Every line of the data that contains the string "Apply" must be copied.

::: DATA FOR THIS EXERCISE :::

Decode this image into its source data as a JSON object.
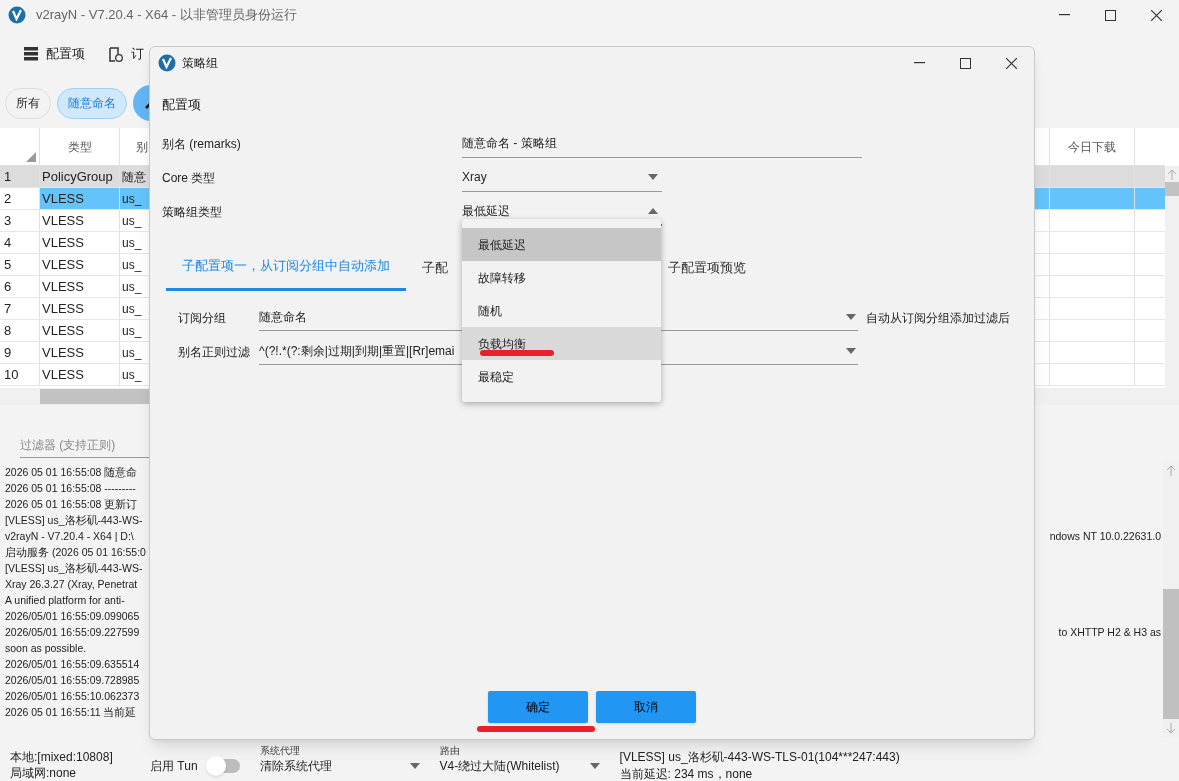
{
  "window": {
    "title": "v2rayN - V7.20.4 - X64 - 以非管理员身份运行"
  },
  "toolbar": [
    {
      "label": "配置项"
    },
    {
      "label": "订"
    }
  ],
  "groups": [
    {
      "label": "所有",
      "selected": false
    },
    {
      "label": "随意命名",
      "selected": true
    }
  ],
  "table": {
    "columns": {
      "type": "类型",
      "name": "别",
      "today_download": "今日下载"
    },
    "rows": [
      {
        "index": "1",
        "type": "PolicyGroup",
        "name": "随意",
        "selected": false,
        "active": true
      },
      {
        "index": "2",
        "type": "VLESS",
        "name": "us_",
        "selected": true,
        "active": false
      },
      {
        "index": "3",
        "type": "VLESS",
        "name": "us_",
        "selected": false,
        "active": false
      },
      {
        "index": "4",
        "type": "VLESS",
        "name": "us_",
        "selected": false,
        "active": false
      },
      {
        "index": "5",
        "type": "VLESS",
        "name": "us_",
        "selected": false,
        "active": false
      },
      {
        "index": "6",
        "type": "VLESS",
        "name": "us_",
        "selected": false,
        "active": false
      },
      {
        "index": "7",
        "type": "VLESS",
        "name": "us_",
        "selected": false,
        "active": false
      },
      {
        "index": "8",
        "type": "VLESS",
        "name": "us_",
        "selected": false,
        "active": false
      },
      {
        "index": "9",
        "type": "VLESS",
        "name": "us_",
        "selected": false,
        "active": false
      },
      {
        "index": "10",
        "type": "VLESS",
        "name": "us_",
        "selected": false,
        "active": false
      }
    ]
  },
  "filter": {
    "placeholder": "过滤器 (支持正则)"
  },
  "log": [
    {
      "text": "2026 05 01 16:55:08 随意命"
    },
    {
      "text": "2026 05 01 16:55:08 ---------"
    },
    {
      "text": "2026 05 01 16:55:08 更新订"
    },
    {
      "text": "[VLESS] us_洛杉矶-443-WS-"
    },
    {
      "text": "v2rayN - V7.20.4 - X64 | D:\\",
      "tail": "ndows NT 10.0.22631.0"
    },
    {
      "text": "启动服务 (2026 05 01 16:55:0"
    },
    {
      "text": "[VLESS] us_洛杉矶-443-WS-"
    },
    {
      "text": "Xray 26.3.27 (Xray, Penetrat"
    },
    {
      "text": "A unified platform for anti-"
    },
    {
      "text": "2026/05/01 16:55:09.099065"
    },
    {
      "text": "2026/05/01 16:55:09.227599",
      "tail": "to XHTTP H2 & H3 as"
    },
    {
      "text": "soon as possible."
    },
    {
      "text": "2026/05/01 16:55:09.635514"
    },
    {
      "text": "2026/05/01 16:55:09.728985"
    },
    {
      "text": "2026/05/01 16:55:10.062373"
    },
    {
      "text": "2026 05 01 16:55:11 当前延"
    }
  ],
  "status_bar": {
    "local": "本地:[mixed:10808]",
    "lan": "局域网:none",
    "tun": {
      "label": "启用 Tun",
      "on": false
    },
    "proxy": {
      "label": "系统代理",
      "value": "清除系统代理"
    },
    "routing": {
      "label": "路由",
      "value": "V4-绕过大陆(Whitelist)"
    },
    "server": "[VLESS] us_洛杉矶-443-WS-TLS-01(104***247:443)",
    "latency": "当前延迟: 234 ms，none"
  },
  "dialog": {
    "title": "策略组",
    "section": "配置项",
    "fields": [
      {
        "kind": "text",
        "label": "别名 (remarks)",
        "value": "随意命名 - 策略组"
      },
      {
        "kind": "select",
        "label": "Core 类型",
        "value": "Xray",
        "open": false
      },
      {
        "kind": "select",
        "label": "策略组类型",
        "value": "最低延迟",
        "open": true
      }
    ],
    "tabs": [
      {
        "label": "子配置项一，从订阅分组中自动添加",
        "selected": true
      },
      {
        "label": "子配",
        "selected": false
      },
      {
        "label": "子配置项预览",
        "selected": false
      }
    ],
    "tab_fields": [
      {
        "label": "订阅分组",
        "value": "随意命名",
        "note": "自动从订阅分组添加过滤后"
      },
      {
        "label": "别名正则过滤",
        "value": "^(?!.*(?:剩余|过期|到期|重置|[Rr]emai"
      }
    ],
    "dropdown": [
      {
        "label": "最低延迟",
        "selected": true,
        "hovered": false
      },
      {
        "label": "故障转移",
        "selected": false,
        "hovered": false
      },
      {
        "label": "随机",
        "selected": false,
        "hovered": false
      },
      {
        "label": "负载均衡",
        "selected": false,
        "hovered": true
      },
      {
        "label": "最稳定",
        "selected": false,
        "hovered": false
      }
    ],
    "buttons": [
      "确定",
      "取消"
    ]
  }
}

:::
::: DATA FOR THIS EXERCISE :::

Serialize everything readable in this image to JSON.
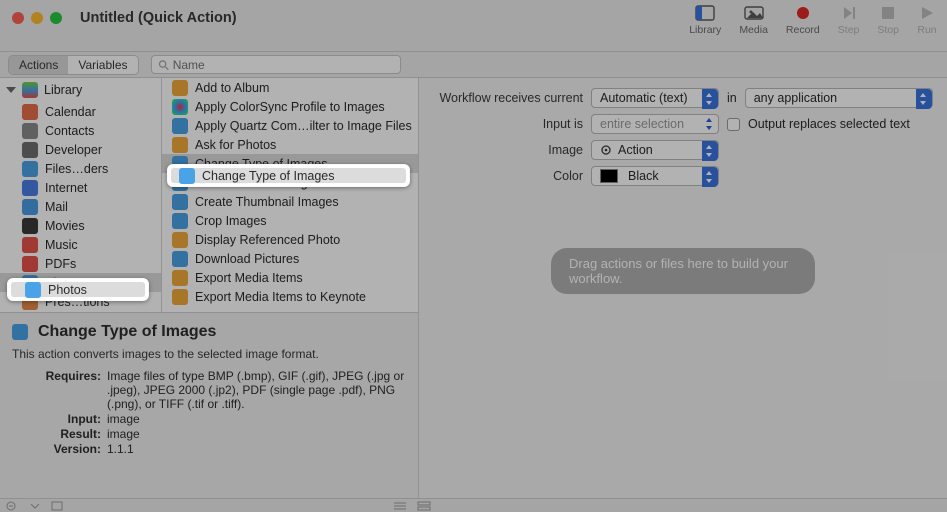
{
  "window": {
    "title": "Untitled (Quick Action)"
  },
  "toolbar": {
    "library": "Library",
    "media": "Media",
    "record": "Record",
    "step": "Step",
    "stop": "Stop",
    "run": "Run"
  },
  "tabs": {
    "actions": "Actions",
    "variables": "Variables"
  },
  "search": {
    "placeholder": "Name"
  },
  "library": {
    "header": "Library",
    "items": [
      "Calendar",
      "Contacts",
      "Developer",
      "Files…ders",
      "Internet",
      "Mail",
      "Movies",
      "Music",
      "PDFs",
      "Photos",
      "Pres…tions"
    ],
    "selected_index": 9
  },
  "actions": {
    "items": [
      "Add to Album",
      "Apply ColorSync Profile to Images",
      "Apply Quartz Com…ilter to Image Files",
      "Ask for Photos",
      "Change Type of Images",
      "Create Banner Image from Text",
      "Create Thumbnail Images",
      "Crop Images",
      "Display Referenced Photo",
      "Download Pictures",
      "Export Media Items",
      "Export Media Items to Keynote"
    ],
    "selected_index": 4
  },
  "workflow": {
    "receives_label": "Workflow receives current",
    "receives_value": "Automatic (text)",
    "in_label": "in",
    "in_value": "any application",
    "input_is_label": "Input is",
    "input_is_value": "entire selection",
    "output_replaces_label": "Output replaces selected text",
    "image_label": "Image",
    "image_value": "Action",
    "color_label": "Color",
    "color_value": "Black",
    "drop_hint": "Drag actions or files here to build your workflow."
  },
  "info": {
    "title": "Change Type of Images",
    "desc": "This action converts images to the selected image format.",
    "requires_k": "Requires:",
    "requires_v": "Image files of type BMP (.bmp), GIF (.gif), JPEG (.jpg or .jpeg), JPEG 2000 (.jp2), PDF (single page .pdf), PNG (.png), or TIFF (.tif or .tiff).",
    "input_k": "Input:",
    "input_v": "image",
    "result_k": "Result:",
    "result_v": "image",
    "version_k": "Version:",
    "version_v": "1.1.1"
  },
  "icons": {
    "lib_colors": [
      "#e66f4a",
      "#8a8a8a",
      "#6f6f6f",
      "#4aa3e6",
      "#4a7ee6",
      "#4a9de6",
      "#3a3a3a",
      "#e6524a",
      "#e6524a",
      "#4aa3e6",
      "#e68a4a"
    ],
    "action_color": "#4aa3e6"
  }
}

:::

### SOLUTION
      "Apply ColorSync Profile to Images",
      "Apply Quartz Com…ilter to Image Files",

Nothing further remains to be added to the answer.